● Goal
Check every line in the records below for the word "Navigating" and report how many have it, nothing more.

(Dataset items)
****************
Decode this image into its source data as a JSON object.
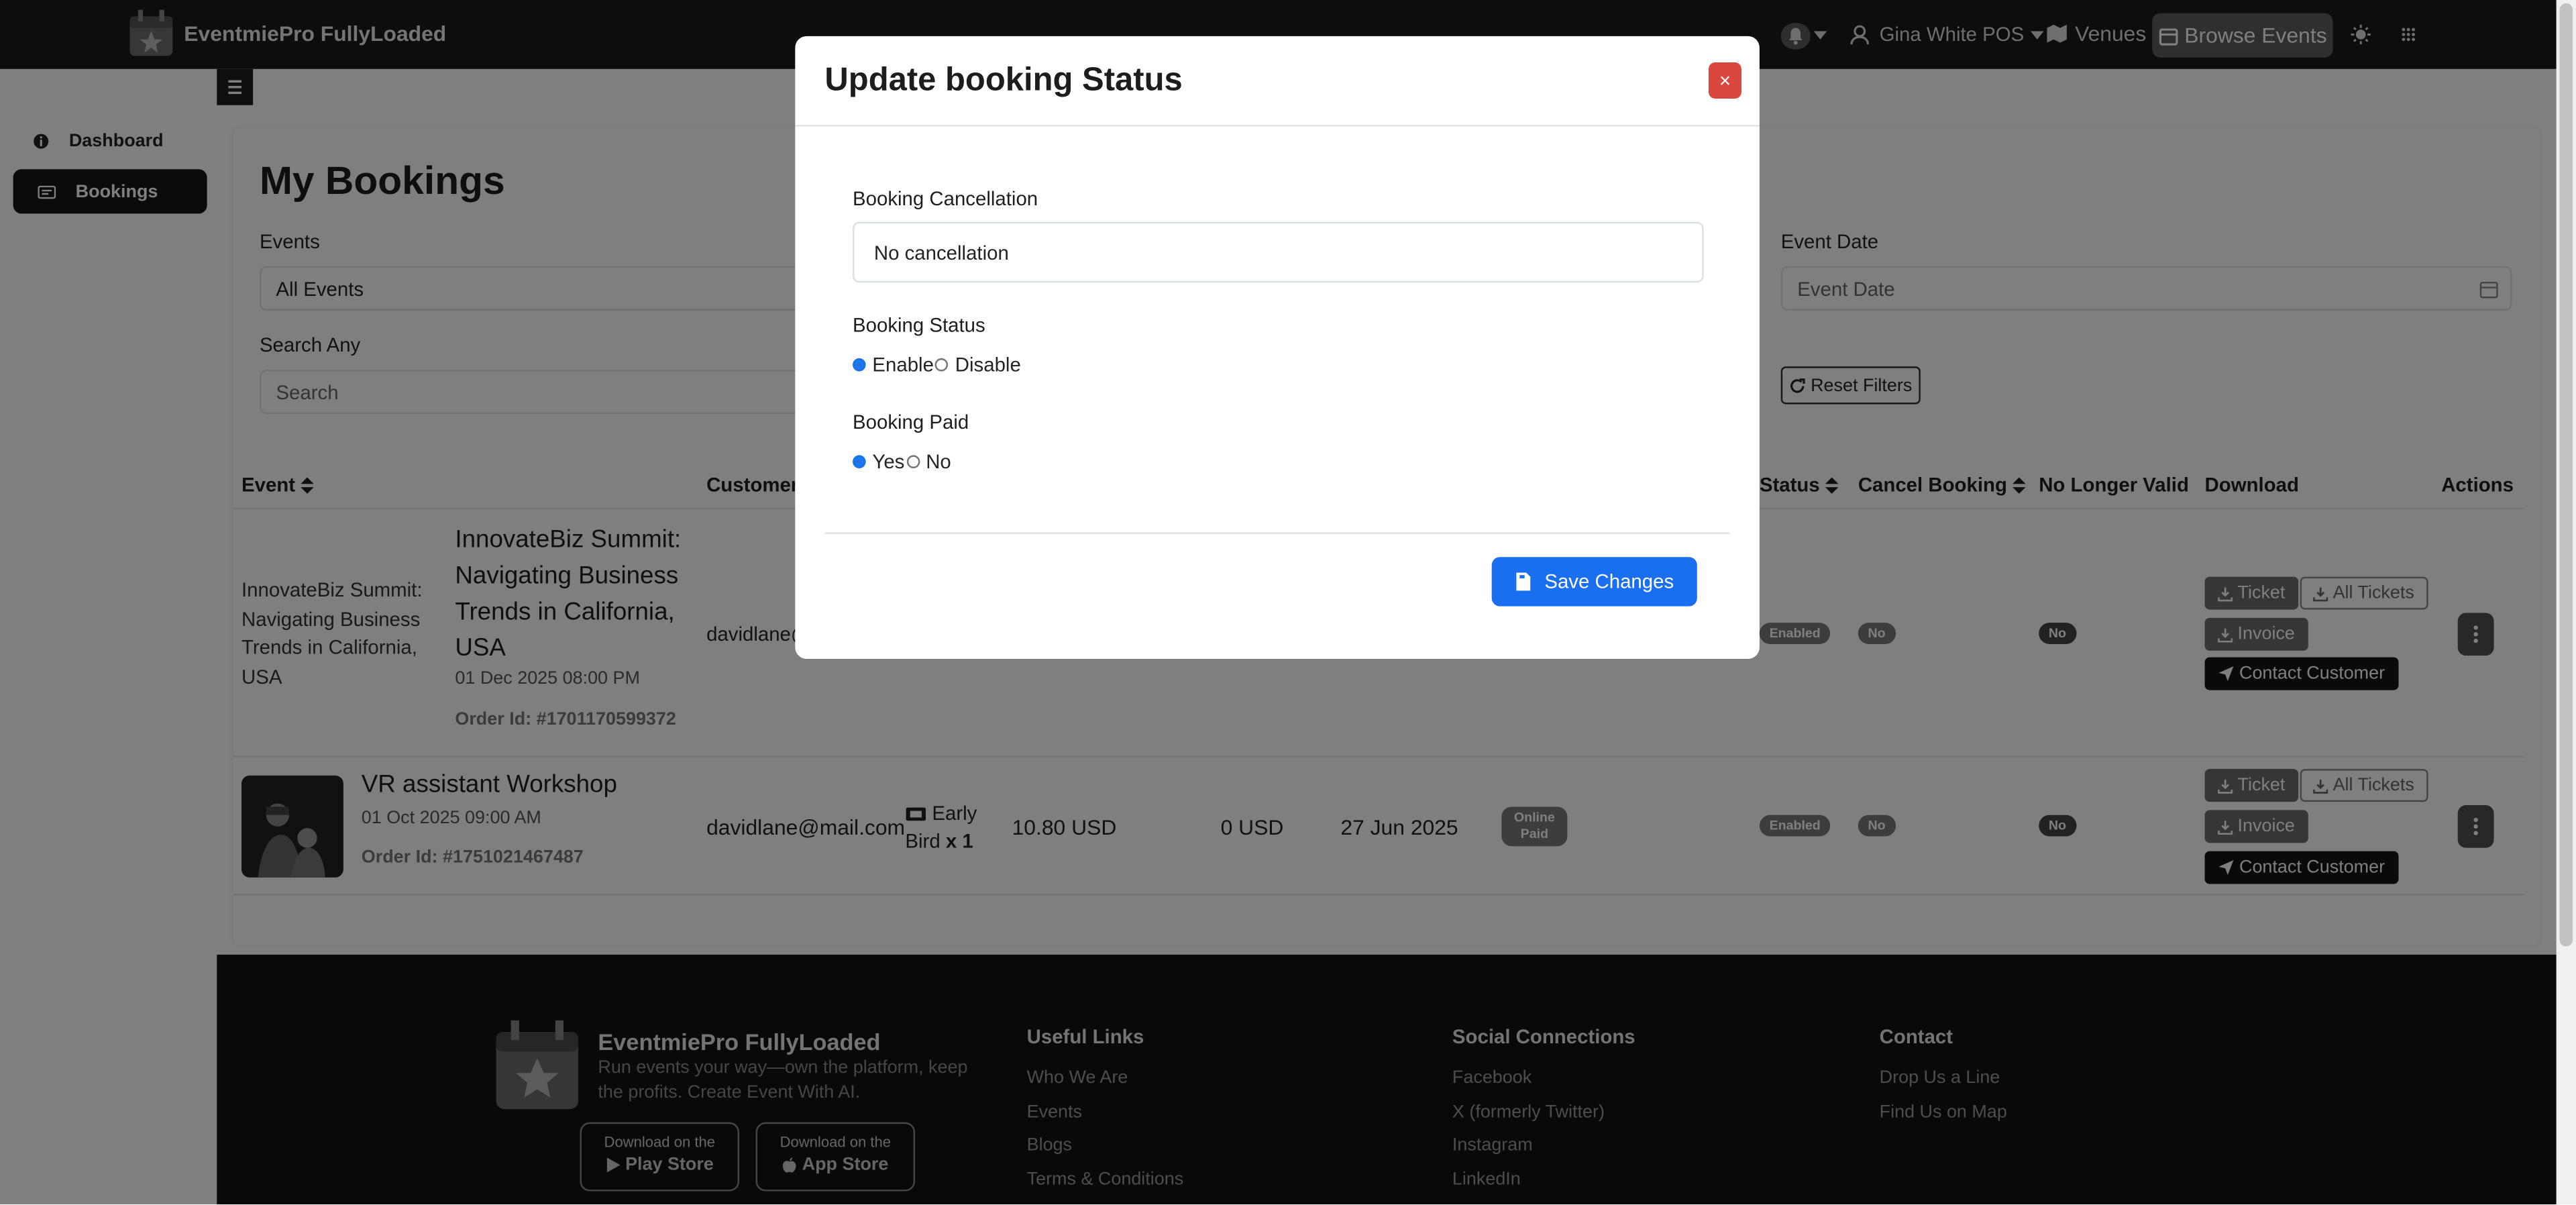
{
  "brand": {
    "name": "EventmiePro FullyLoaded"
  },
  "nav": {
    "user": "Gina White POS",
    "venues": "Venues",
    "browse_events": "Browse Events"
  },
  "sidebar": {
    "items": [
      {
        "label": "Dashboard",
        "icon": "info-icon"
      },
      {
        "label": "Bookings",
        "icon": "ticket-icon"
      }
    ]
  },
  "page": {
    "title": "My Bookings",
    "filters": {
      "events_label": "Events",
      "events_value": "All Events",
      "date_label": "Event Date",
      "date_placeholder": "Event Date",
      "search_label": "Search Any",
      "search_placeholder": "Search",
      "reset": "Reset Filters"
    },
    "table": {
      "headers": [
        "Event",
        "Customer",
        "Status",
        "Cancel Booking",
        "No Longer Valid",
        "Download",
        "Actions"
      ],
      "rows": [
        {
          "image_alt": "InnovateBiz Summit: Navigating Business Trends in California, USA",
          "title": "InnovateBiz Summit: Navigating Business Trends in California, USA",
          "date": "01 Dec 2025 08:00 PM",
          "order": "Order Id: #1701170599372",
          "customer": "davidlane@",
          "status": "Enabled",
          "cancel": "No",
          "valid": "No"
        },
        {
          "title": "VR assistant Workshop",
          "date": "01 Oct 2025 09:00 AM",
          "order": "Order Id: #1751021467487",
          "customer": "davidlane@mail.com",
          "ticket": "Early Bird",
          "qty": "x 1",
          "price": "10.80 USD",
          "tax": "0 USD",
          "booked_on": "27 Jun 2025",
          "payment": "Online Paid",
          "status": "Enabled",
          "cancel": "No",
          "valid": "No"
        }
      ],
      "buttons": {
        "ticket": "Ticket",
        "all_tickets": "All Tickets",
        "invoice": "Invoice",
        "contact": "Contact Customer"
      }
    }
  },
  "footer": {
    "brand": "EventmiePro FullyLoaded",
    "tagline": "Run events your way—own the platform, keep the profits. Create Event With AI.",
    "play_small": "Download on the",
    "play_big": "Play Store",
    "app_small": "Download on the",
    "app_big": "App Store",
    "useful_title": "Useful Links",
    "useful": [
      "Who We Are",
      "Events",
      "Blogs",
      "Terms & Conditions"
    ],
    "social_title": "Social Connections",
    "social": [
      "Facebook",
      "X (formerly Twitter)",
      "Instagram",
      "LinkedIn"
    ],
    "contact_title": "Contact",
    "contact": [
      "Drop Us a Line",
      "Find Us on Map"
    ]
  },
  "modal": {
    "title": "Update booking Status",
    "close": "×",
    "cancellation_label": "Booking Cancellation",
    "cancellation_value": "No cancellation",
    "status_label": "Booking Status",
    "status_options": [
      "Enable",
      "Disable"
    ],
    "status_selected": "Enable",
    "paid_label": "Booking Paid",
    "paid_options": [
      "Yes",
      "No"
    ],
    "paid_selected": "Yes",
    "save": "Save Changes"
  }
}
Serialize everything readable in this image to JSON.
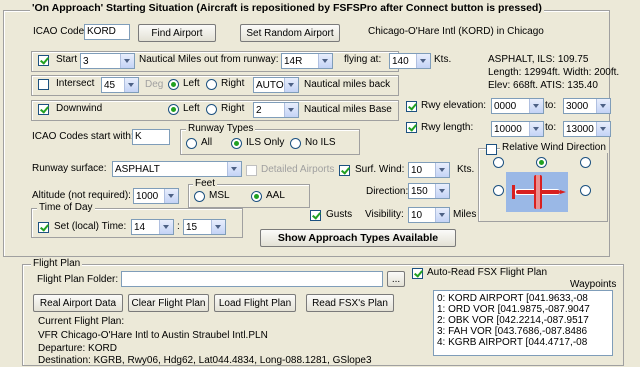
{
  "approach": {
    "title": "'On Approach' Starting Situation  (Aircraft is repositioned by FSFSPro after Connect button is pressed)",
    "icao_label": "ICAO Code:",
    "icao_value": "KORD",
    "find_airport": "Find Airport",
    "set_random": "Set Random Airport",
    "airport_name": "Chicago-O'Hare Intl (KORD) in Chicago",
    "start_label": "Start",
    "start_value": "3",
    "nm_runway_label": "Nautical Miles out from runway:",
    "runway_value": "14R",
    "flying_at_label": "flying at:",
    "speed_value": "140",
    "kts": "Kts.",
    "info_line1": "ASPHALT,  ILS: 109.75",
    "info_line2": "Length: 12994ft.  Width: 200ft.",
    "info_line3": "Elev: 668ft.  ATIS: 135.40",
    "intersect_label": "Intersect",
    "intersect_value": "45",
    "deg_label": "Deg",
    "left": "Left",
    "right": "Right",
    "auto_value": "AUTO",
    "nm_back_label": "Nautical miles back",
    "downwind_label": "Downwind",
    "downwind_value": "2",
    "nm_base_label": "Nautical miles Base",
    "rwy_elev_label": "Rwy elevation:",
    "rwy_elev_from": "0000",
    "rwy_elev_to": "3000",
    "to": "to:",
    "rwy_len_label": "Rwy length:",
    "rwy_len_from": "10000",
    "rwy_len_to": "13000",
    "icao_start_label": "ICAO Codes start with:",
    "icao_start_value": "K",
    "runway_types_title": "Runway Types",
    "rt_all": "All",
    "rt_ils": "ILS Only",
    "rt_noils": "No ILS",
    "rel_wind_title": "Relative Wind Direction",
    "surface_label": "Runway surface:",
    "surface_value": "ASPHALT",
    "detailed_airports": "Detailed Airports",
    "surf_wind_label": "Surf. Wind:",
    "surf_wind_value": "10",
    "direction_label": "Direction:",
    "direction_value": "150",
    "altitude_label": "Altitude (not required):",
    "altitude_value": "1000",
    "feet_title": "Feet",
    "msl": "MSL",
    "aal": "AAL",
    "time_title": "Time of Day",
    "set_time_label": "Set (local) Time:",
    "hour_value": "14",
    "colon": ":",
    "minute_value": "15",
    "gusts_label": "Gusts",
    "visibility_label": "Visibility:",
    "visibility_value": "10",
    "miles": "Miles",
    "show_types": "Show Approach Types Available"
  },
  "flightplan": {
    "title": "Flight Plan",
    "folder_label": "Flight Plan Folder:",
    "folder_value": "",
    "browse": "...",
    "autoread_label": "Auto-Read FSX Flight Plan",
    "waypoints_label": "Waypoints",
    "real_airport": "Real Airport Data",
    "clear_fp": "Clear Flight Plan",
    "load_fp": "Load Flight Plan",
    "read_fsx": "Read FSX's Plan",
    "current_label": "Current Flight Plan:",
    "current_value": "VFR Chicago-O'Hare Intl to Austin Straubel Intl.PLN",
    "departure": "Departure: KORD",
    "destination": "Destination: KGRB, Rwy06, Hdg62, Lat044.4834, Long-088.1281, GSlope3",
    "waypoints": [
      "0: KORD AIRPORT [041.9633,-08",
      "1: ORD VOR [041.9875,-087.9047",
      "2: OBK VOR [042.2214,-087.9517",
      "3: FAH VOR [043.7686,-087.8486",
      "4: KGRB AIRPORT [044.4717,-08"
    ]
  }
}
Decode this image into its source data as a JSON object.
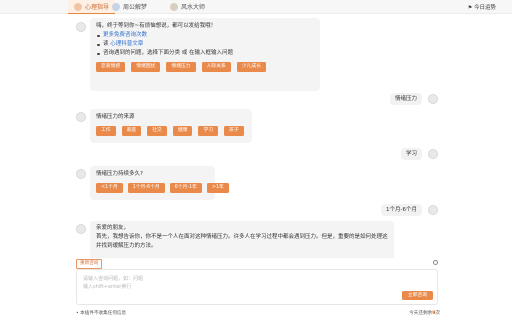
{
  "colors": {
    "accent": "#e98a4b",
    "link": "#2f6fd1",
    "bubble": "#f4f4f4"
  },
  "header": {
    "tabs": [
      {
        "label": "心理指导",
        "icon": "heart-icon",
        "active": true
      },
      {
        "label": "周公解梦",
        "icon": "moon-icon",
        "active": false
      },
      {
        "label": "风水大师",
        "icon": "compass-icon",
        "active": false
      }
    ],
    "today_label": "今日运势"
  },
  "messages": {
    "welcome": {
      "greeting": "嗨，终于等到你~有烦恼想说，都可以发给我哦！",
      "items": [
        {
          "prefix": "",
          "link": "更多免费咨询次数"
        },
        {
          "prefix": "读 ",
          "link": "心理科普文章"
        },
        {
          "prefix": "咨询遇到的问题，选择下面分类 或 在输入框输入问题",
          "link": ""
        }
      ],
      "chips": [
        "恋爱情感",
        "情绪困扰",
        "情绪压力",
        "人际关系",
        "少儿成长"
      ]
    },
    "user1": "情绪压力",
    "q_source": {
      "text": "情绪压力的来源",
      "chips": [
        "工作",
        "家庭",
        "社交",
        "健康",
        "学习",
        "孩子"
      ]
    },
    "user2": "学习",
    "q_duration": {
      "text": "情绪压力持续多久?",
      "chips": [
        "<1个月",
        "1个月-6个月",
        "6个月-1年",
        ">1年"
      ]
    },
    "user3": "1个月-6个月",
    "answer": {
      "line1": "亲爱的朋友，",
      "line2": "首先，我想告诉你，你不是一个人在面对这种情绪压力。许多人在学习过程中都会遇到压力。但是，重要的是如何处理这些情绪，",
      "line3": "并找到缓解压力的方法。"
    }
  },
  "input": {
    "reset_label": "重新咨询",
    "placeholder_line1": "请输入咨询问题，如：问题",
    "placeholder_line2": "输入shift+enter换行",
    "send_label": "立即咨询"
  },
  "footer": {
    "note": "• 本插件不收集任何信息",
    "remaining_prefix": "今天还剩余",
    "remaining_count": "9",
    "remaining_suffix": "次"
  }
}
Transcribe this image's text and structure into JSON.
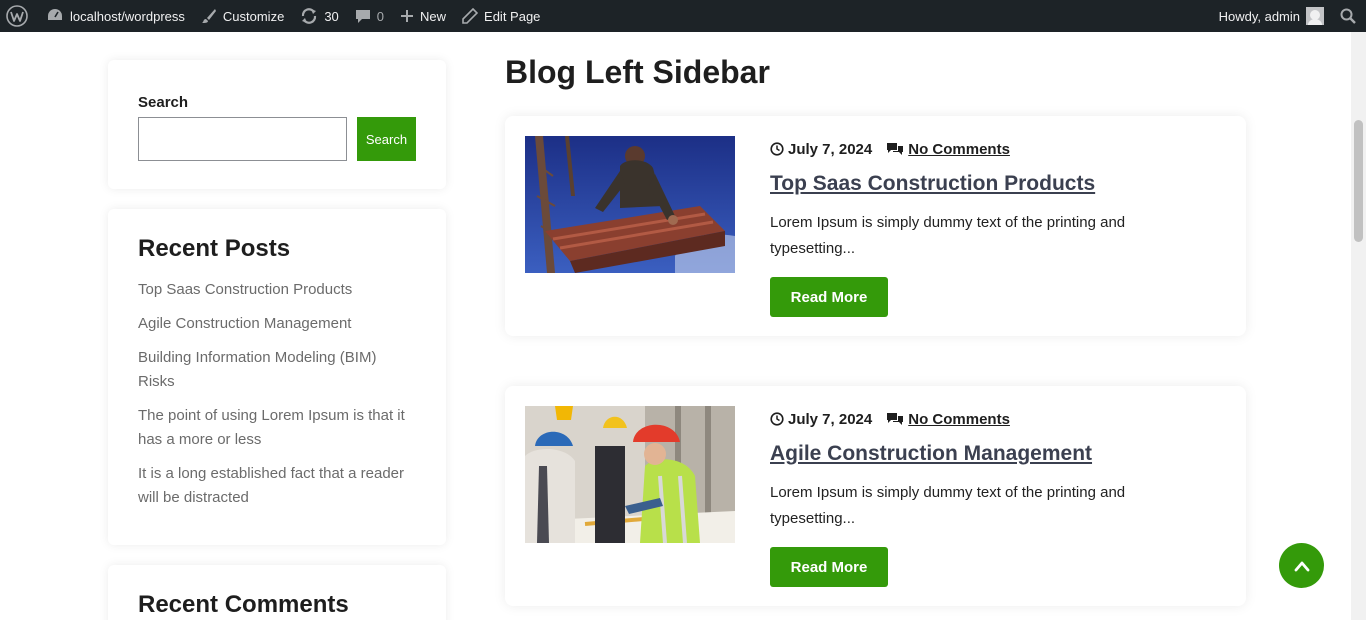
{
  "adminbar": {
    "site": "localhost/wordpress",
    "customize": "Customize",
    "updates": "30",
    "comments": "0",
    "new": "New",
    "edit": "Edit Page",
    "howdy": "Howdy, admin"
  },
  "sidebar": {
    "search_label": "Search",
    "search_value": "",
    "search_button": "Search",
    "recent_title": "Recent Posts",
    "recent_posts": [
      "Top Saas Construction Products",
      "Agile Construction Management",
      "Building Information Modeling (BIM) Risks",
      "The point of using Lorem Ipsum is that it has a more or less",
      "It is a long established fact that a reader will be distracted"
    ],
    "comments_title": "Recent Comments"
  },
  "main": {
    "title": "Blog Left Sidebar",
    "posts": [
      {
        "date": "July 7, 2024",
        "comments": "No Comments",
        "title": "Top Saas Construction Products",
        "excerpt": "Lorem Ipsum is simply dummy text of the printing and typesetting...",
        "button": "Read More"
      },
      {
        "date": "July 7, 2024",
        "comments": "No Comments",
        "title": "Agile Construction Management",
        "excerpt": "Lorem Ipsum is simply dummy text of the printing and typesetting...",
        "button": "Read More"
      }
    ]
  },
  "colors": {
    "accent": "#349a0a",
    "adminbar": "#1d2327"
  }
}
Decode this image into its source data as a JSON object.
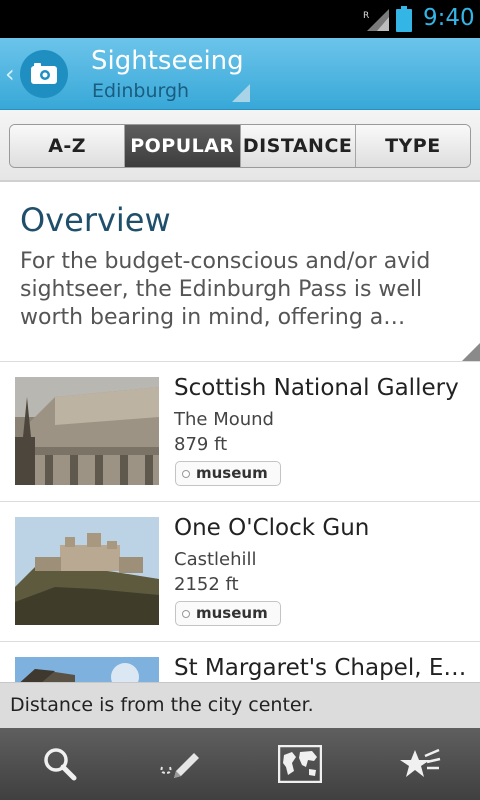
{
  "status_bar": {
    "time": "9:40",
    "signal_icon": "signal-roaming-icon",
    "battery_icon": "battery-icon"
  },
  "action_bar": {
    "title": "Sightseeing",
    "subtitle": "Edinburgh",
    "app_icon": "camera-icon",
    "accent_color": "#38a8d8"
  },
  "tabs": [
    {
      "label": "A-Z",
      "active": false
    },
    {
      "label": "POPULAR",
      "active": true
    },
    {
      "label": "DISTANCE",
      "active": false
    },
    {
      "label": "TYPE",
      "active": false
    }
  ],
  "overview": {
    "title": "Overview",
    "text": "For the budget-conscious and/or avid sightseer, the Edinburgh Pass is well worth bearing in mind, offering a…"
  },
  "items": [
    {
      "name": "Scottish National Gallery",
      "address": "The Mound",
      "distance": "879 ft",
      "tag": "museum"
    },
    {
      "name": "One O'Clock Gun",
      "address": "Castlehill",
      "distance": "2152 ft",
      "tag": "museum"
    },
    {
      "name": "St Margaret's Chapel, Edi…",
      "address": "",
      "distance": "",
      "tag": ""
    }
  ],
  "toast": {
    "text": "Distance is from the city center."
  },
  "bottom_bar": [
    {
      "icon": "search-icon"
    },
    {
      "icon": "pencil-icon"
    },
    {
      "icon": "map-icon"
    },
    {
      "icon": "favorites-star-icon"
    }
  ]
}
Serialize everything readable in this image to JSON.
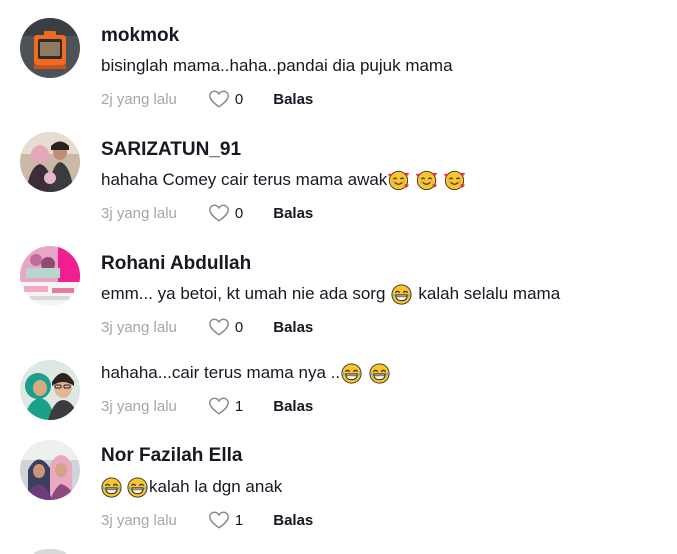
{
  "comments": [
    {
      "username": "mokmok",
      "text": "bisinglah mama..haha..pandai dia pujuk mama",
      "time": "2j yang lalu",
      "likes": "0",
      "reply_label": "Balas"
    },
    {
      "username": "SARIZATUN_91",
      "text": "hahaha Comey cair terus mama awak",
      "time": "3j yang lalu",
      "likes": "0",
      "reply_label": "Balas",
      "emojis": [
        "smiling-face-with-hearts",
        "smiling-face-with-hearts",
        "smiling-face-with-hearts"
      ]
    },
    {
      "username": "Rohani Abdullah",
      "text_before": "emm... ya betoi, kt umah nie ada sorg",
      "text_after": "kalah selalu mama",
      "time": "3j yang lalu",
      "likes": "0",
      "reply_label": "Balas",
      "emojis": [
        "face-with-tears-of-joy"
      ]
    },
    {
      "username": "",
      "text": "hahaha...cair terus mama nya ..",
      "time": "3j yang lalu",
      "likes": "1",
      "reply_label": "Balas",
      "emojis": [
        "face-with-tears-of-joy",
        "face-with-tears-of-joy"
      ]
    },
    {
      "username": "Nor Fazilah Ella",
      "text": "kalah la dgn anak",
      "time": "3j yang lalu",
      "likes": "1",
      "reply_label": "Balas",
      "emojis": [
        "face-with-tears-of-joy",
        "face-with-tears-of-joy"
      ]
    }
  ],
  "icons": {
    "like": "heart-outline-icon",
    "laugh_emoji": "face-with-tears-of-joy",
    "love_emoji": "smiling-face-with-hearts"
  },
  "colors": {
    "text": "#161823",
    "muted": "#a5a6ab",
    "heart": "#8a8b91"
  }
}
****************
● Response for this exercise
2